** START OF RECORDS FOR THIS EXERCISE **

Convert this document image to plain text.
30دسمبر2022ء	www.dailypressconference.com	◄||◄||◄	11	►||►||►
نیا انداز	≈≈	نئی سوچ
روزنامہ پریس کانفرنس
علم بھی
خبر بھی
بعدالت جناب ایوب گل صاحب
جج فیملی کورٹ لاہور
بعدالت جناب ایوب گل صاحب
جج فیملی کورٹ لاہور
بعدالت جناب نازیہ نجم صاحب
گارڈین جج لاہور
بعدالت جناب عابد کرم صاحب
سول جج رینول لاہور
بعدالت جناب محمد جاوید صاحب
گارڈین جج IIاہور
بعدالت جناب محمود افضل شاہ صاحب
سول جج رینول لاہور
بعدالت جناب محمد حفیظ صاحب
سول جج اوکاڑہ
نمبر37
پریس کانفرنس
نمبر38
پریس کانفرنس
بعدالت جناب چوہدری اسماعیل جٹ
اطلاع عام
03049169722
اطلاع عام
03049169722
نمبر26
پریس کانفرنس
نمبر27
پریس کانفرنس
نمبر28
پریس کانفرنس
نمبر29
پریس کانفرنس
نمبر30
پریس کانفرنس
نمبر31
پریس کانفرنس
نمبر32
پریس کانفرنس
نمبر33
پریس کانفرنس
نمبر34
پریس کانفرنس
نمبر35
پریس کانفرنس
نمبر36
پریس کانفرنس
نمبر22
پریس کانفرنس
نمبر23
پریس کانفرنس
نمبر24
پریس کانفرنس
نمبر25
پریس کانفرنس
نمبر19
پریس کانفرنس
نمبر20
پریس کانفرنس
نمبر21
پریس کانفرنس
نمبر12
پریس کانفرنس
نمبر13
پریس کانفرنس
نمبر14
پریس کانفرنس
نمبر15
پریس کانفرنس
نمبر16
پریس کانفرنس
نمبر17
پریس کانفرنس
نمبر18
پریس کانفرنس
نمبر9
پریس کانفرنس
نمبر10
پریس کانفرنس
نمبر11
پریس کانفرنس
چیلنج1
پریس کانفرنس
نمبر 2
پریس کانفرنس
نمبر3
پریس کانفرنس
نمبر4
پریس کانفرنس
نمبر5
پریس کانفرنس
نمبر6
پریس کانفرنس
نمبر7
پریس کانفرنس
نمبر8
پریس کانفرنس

** END OF RECORDS FOR THIS EXERCISE **
** START OF RECORDS FOR THIS EXERCISE **

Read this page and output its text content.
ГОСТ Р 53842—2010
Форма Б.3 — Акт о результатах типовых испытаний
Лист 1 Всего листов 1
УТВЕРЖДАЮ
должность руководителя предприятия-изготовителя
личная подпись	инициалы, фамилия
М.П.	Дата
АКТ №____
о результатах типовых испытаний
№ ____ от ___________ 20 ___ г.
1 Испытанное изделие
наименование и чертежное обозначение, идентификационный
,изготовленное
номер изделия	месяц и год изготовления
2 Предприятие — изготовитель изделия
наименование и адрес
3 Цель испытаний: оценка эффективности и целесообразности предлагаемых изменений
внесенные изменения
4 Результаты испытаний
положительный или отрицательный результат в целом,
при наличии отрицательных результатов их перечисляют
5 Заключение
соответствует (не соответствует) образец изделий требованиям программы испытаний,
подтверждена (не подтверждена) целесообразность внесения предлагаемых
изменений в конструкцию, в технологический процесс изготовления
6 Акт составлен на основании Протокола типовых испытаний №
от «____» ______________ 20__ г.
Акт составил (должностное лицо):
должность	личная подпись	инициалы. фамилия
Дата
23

** END OF RECORDS FOR THIS EXERCISE **

**DIRECTIONS FOR THIS TASK:**
Isolate the lines that hold the word "изделия" and copy all of them.

**CORRECT ANSWER:**
номер изделия	месяц и год изготовления
2 Предприятие — изготовитель изделия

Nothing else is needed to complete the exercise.